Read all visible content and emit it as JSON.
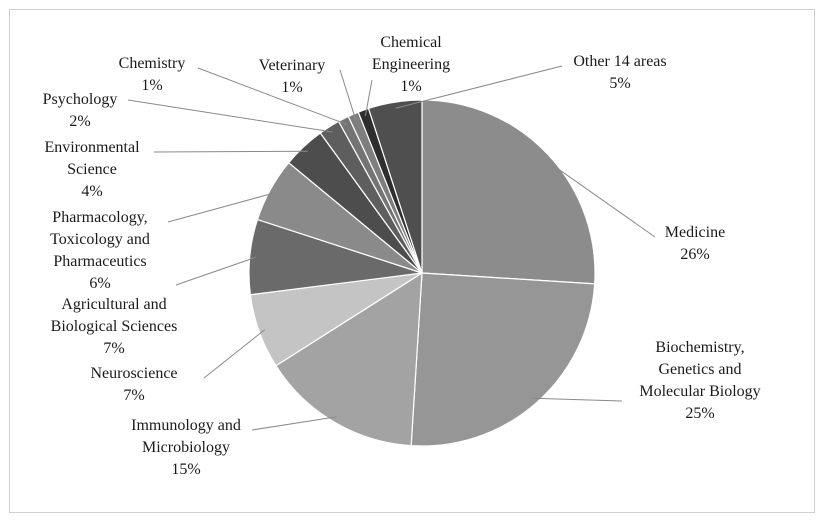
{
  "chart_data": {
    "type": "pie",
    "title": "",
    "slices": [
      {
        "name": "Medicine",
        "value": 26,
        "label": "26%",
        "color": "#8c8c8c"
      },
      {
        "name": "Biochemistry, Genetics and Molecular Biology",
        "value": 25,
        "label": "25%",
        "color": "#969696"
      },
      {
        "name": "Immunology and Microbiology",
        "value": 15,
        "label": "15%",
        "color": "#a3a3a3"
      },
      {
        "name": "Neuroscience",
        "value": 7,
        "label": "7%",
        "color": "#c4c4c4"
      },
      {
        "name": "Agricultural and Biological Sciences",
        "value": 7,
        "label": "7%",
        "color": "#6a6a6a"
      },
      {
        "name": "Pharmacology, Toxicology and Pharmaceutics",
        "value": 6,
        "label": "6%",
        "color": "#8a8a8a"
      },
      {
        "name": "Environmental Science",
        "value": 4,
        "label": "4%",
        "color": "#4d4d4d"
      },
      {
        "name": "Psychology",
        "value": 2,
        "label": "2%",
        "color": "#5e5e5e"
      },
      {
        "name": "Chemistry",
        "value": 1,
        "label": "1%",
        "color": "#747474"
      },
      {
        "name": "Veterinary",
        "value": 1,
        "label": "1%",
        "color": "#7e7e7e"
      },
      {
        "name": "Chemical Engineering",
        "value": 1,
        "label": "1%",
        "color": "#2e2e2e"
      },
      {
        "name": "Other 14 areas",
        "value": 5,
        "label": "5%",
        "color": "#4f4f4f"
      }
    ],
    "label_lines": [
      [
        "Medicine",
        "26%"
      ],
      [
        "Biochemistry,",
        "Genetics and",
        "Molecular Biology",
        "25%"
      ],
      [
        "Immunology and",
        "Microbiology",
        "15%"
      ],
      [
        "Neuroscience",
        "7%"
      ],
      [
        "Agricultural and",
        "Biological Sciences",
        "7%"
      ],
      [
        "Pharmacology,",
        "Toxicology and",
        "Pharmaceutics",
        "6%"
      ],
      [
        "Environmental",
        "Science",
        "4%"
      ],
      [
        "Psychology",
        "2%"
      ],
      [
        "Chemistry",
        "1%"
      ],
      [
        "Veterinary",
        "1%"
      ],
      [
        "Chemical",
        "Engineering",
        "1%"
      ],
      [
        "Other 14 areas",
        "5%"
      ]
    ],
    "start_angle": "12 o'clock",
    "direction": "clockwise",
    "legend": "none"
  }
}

== == ==

OBJECTIVE:
Which lines include the word "Sciences"? List them all.

RESULT FOR THIS EXERCISE:
        "name": "Agricultural and Biological Sciences",
        "Biological Sciences",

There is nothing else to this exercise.